Data listing:
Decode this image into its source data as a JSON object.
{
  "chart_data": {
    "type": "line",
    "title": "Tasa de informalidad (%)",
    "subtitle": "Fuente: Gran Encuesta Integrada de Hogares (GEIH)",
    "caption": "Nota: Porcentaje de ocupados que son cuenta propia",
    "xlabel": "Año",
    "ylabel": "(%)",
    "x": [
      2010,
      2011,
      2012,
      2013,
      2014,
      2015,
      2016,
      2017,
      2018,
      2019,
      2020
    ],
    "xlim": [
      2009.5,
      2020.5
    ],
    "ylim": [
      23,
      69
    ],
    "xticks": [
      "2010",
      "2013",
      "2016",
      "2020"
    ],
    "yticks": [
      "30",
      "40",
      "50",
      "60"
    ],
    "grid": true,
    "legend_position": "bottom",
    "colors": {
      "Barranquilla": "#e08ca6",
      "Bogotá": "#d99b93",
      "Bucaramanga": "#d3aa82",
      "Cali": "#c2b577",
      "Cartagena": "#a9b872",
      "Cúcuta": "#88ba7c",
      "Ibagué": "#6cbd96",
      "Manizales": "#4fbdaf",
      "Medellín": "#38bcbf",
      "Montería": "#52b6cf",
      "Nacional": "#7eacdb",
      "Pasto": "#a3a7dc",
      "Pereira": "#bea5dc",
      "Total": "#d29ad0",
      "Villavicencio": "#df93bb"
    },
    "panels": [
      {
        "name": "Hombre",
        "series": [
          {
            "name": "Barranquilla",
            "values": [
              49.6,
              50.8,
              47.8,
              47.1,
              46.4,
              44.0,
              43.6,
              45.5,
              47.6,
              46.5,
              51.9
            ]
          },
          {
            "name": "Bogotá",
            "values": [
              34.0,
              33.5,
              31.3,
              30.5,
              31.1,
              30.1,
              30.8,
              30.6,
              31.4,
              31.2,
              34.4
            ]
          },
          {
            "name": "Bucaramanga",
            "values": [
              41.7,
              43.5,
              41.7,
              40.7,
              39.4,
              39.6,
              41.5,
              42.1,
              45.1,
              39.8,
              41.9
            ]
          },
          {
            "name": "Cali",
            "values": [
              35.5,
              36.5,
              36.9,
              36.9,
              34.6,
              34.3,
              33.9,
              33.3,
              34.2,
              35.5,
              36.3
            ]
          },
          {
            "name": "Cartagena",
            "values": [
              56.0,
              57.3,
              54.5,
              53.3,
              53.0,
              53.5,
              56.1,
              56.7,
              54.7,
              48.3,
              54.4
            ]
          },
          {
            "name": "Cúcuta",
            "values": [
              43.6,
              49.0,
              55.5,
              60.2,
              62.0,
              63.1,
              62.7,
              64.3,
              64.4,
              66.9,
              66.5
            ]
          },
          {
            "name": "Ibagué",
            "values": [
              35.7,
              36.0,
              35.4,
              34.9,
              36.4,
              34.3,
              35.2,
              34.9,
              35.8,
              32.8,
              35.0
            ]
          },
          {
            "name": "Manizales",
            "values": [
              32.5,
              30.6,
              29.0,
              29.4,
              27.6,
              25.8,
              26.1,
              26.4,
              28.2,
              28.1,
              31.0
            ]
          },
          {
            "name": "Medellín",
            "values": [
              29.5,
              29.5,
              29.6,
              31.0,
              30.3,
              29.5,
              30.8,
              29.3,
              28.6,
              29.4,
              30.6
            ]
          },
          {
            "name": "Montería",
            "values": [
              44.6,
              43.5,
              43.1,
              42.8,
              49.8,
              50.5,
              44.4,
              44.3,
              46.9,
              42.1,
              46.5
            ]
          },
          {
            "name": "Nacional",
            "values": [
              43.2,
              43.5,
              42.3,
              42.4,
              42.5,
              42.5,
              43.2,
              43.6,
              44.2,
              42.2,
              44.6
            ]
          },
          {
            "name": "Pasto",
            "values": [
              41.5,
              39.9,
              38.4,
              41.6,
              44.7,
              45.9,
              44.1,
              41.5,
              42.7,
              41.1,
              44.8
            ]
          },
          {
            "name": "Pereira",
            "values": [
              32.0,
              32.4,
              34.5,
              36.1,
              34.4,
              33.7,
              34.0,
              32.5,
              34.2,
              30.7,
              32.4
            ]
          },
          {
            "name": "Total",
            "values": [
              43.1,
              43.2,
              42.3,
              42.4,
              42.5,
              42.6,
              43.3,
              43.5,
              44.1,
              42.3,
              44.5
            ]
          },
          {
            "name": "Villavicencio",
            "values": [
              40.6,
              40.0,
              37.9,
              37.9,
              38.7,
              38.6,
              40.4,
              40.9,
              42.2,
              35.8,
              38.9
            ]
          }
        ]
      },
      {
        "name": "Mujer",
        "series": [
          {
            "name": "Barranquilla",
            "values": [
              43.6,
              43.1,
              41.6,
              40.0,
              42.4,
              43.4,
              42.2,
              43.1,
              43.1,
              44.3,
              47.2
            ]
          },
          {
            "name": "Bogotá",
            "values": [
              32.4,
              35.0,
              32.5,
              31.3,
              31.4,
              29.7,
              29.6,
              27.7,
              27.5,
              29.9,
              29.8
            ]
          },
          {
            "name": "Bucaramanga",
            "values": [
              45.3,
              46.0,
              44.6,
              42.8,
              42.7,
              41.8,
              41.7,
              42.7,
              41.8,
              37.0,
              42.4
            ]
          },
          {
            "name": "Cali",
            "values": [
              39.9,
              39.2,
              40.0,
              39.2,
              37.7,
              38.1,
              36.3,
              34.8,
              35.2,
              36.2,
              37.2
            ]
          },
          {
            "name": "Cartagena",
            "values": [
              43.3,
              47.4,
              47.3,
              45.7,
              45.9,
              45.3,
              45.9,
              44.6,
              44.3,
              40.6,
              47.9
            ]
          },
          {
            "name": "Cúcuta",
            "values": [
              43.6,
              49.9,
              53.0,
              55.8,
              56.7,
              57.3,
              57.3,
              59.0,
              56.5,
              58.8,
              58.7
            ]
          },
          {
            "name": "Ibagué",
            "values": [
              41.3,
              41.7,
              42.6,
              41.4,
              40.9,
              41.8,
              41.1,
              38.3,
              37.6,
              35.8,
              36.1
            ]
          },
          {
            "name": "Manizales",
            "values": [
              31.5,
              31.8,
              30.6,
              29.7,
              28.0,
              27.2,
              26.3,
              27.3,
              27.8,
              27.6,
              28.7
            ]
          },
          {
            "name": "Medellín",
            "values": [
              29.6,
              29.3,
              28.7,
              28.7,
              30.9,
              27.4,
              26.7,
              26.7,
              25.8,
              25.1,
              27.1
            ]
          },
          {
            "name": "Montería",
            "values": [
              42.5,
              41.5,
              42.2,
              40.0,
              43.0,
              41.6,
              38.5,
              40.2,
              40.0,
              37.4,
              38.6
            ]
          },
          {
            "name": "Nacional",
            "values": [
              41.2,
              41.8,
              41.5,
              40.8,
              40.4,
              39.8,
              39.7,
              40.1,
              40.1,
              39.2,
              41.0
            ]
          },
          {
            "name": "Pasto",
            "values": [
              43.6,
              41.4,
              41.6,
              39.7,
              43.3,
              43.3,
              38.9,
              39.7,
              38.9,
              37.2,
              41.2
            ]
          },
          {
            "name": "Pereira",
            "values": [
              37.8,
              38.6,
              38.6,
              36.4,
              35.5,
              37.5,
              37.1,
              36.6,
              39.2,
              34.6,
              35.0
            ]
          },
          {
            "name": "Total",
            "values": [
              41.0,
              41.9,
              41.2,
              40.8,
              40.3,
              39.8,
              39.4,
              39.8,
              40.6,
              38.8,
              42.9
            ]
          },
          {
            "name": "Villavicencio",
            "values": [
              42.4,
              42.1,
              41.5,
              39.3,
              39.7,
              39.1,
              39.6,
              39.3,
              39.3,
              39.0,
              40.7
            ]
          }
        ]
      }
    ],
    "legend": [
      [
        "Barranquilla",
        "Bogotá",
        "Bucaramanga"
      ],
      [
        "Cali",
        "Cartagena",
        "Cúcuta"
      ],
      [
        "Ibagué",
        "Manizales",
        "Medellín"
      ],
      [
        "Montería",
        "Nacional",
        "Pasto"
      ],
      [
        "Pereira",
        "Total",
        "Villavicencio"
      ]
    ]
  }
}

...

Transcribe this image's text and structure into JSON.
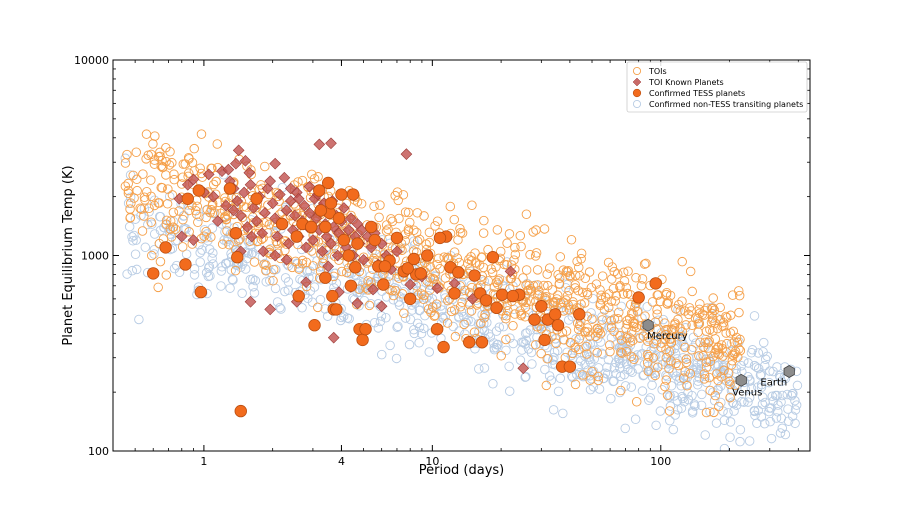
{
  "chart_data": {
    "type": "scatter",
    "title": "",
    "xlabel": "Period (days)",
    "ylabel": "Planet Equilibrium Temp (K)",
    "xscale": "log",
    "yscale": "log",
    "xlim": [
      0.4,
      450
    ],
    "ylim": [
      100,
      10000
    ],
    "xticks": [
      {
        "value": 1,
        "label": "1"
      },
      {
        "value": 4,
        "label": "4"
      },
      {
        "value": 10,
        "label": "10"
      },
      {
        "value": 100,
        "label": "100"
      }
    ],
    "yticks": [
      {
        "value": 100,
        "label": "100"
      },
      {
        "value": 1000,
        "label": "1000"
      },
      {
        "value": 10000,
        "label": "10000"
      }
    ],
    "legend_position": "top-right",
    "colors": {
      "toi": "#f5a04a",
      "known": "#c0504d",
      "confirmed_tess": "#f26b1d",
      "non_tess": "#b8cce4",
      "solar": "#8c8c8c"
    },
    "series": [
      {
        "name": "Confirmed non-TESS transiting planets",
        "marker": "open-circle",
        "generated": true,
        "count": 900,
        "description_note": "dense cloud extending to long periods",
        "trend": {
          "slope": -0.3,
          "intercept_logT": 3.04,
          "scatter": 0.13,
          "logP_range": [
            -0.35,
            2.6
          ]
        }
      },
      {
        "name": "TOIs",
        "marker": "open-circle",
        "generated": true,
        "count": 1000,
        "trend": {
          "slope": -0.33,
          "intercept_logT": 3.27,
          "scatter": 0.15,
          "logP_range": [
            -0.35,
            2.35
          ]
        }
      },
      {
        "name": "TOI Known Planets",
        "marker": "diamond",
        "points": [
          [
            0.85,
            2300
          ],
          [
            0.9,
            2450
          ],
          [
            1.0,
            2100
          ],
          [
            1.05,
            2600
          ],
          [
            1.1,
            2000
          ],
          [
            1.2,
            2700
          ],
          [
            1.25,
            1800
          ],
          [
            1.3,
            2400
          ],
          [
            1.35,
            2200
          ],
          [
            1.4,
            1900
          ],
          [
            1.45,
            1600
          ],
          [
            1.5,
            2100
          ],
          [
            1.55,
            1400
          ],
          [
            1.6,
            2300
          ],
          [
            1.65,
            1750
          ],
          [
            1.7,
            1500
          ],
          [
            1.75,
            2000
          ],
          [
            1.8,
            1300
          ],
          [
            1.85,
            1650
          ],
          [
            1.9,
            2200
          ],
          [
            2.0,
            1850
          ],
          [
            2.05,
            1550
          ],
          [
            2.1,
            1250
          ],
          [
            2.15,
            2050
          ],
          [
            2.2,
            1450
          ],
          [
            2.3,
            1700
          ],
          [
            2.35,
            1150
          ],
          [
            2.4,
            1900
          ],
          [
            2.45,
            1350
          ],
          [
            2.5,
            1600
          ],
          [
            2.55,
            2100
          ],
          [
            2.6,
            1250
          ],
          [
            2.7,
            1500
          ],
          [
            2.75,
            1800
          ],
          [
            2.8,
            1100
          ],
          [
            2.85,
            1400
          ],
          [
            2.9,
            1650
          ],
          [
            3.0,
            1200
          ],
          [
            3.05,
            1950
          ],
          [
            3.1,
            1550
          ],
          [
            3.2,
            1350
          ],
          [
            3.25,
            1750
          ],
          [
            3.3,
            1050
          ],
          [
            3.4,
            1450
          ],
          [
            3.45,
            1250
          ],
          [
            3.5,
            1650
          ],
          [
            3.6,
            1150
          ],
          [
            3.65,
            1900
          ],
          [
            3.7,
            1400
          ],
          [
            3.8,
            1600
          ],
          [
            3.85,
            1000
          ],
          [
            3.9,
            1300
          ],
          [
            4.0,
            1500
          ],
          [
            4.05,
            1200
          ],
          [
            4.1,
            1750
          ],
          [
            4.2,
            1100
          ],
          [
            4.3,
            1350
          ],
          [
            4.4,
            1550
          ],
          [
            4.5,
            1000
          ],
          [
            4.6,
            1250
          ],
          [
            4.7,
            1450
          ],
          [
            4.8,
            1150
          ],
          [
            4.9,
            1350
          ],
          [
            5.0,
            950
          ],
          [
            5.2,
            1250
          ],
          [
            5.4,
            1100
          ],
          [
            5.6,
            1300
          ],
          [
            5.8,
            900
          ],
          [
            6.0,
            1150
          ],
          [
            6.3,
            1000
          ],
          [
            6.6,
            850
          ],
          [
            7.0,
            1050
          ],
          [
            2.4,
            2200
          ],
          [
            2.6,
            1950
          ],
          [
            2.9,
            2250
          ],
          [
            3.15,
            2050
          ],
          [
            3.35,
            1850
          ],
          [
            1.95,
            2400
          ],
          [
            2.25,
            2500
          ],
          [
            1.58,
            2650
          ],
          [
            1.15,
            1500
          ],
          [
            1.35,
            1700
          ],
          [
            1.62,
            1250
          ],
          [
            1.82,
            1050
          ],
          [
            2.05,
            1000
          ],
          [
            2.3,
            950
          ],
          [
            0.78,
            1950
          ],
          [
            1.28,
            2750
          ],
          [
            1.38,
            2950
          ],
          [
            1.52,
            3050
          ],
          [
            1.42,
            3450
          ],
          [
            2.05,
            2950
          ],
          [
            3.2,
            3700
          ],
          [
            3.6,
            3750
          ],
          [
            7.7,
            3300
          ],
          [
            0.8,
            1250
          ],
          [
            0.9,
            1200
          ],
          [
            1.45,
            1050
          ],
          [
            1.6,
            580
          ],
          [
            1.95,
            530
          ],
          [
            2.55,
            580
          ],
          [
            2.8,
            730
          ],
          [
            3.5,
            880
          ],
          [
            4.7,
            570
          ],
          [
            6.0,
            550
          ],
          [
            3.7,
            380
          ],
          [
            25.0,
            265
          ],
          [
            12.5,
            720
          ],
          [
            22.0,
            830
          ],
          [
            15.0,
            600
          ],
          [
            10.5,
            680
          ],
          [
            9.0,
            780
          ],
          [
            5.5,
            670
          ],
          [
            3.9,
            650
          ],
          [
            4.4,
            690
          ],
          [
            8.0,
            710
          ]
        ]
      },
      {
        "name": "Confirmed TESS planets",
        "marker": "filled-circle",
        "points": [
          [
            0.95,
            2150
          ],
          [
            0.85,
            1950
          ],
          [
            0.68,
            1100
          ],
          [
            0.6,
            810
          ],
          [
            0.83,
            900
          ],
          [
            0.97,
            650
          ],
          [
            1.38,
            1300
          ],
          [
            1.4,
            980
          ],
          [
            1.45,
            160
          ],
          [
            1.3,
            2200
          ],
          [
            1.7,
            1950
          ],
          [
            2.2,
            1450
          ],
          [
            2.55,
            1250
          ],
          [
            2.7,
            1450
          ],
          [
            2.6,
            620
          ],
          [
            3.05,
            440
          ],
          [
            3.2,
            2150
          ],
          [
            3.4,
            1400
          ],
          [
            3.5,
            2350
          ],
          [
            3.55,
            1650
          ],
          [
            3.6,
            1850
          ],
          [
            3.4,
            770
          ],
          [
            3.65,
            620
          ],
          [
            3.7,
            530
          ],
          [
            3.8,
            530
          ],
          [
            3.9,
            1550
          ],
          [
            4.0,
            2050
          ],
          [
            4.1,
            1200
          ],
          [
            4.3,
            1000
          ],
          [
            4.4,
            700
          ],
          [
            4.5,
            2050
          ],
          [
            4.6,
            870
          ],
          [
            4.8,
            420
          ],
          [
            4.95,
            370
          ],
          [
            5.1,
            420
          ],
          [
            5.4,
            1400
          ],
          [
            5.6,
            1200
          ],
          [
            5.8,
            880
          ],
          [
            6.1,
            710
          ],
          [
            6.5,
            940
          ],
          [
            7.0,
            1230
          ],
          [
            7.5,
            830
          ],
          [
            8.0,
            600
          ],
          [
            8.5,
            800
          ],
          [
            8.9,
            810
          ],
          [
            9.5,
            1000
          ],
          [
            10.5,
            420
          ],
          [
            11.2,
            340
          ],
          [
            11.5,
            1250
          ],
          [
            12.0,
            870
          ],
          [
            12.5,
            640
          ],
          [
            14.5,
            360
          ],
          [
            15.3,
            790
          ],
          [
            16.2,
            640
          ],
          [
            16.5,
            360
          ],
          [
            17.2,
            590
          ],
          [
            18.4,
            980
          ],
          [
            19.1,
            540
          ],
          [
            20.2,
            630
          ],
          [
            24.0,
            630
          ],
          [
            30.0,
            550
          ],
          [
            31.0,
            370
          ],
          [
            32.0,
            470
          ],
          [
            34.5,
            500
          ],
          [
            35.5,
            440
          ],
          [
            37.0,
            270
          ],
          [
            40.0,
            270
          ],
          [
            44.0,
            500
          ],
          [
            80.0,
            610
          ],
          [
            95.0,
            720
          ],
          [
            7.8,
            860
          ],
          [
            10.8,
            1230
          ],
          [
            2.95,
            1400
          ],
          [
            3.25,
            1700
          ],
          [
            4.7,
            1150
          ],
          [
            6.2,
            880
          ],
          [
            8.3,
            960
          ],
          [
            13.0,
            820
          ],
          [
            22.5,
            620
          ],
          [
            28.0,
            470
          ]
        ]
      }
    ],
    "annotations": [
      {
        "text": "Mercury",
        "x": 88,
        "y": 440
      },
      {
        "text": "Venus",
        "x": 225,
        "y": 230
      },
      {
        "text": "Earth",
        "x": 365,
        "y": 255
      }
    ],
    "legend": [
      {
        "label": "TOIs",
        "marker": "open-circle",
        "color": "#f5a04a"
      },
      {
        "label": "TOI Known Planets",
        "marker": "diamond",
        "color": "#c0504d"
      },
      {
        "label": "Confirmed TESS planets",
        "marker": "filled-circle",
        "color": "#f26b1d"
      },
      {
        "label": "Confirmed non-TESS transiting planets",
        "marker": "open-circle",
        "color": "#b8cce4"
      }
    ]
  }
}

Challenge: From the entries above, copy every line that holds the word "text".

Full solution:
Transcribe this image's text and structure into JSON.
        "text": "Mercury",
        "text": "Venus",
        "text": "Earth",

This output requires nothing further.